DATA TO USE:
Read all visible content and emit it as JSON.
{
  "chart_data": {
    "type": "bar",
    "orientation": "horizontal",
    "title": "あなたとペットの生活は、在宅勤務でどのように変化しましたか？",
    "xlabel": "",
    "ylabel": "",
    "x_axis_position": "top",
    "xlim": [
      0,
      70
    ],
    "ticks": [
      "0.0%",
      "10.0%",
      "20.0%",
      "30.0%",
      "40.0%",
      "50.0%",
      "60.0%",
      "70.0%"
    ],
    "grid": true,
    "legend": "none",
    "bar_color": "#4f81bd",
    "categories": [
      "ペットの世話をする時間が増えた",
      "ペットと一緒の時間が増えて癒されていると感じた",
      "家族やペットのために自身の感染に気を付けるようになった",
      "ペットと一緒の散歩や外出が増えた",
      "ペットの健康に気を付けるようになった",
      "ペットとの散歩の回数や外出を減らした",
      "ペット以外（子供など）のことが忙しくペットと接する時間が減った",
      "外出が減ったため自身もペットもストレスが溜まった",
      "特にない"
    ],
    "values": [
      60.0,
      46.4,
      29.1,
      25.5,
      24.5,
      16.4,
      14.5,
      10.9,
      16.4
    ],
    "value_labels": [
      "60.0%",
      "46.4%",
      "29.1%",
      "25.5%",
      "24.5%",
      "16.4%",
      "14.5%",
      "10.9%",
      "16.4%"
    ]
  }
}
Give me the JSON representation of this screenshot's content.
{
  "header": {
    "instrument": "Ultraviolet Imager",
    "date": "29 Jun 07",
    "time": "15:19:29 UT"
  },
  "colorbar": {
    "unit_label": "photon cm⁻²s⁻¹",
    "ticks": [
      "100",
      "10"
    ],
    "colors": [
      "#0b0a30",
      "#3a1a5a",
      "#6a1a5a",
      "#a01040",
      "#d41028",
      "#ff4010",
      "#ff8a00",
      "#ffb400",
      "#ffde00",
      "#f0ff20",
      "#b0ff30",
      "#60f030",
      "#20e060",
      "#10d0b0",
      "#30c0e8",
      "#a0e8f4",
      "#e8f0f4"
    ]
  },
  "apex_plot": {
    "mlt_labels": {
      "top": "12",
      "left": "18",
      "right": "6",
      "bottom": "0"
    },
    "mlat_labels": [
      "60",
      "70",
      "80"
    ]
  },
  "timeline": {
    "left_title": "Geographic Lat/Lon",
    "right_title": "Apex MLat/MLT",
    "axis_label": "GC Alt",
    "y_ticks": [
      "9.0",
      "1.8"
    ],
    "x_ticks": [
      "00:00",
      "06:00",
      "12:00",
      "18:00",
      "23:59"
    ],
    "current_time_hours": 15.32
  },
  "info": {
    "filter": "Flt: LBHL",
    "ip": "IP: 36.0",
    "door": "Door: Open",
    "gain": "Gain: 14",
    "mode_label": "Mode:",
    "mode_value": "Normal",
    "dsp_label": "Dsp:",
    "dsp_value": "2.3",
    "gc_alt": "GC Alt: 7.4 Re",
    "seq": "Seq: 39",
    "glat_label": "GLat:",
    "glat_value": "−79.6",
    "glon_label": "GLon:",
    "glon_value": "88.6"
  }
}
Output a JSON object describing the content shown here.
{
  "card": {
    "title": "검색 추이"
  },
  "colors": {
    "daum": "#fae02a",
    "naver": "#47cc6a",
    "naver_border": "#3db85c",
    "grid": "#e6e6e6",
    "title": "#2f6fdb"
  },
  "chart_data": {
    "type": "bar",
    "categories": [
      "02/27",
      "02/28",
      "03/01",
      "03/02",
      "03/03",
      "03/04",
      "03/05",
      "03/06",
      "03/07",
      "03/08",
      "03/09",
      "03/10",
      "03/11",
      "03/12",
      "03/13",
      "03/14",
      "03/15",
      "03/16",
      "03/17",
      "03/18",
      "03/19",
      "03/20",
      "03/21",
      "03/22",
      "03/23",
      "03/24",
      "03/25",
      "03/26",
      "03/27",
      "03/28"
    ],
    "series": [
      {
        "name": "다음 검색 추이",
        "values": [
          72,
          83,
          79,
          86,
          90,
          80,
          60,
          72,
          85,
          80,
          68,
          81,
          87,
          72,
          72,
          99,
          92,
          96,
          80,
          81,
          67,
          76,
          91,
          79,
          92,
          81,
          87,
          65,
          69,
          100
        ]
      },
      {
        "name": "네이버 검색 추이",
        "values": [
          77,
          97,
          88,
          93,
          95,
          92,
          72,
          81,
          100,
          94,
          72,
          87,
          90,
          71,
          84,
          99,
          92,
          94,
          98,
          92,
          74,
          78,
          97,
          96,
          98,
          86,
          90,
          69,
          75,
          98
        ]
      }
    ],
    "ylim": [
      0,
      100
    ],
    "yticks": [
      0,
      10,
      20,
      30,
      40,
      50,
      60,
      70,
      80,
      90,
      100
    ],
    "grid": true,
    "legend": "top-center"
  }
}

AIM: Write the material out again word for word.

OUTPUT OF THE EXERCISE:
Read all visible content and emit it as JSON.
{
  "chart_data": {
    "type": "bar",
    "orientation": "horizontal",
    "title": "あなたとペットの生活は、在宅勤務でどのように変化しましたか？",
    "xlabel": "",
    "ylabel": "",
    "x_axis_position": "top",
    "xlim": [
      0,
      70
    ],
    "ticks": [
      "0.0%",
      "10.0%",
      "20.0%",
      "30.0%",
      "40.0%",
      "50.0%",
      "60.0%",
      "70.0%"
    ],
    "grid": true,
    "legend": "none",
    "bar_color": "#4f81bd",
    "categories": [
      "ペットの世話をする時間が増えた",
      "ペットと一緒の時間が増えて癒されていると感じた",
      "家族やペットのために自身の感染に気を付けるようになった",
      "ペットと一緒の散歩や外出が増えた",
      "ペットの健康に気を付けるようになった",
      "ペットとの散歩の回数や外出を減らした",
      "ペット以外（子供など）のことが忙しくペットと接する時間が減った",
      "外出が減ったため自身もペットもストレスが溜まった",
      "特にない"
    ],
    "values": [
      60.0,
      46.4,
      29.1,
      25.5,
      24.5,
      16.4,
      14.5,
      10.9,
      16.4
    ],
    "value_labels": [
      "60.0%",
      "46.4%",
      "29.1%",
      "25.5%",
      "24.5%",
      "16.4%",
      "14.5%",
      "10.9%",
      "16.4%"
    ]
  }
}
Give me the JSON representation of this screenshot's content.
{
  "header": {
    "instrument": "Ultraviolet Imager",
    "date": "29 Jun 07",
    "time": "15:19:29 UT"
  },
  "colorbar": {
    "unit_label": "photon cm⁻²s⁻¹",
    "ticks": [
      "100",
      "10"
    ],
    "colors": [
      "#0b0a30",
      "#3a1a5a",
      "#6a1a5a",
      "#a01040",
      "#d41028",
      "#ff4010",
      "#ff8a00",
      "#ffb400",
      "#ffde00",
      "#f0ff20",
      "#b0ff30",
      "#60f030",
      "#20e060",
      "#10d0b0",
      "#30c0e8",
      "#a0e8f4",
      "#e8f0f4"
    ]
  },
  "apex_plot": {
    "mlt_labels": {
      "top": "12",
      "left": "18",
      "right": "6",
      "bottom": "0"
    },
    "mlat_labels": [
      "60",
      "70",
      "80"
    ]
  },
  "timeline": {
    "left_title": "Geographic Lat/Lon",
    "right_title": "Apex MLat/MLT",
    "axis_label": "GC Alt",
    "y_ticks": [
      "9.0",
      "1.8"
    ],
    "x_ticks": [
      "00:00",
      "06:00",
      "12:00",
      "18:00",
      "23:59"
    ],
    "current_time_hours": 15.32
  },
  "info": {
    "filter": "Flt: LBHL",
    "ip": "IP: 36.0",
    "door": "Door: Open",
    "gain": "Gain: 14",
    "mode_label": "Mode:",
    "mode_value": "Normal",
    "dsp_label": "Dsp:",
    "dsp_value": "2.3",
    "gc_alt": "GC Alt: 7.4 Re",
    "seq": "Seq: 39",
    "glat_label": "GLat:",
    "glat_value": "−79.6",
    "glon_label": "GLon:",
    "glon_value": "88.6"
  }
}
Output a JSON object describing the content shown here.
{
  "card": {
    "title": "검색 추이"
  },
  "colors": {
    "daum": "#fae02a",
    "naver": "#47cc6a",
    "naver_border": "#3db85c",
    "grid": "#e6e6e6",
    "title": "#2f6fdb"
  },
  "chart_data": {
    "type": "bar",
    "categories": [
      "02/27",
      "02/28",
      "03/01",
      "03/02",
      "03/03",
      "03/04",
      "03/05",
      "03/06",
      "03/07",
      "03/08",
      "03/09",
      "03/10",
      "03/11",
      "03/12",
      "03/13",
      "03/14",
      "03/15",
      "03/16",
      "03/17",
      "03/18",
      "03/19",
      "03/20",
      "03/21",
      "03/22",
      "03/23",
      "03/24",
      "03/25",
      "03/26",
      "03/27",
      "03/28"
    ],
    "series": [
      {
        "name": "다음 검색 추이",
        "values": [
          72,
          83,
          79,
          86,
          90,
          80,
          60,
          72,
          85,
          80,
          68,
          81,
          87,
          72,
          72,
          99,
          92,
          96,
          80,
          81,
          67,
          76,
          91,
          79,
          92,
          81,
          87,
          65,
          69,
          100
        ]
      },
      {
        "name": "네이버 검색 추이",
        "values": [
          77,
          97,
          88,
          93,
          95,
          92,
          72,
          81,
          100,
          94,
          72,
          87,
          90,
          71,
          84,
          99,
          92,
          94,
          98,
          92,
          74,
          78,
          97,
          96,
          98,
          86,
          90,
          69,
          75,
          98
        ]
      }
    ],
    "ylim": [
      0,
      100
    ],
    "yticks": [
      0,
      10,
      20,
      30,
      40,
      50,
      60,
      70,
      80,
      90,
      100
    ],
    "grid": true,
    "legend": "top-center"
  }
}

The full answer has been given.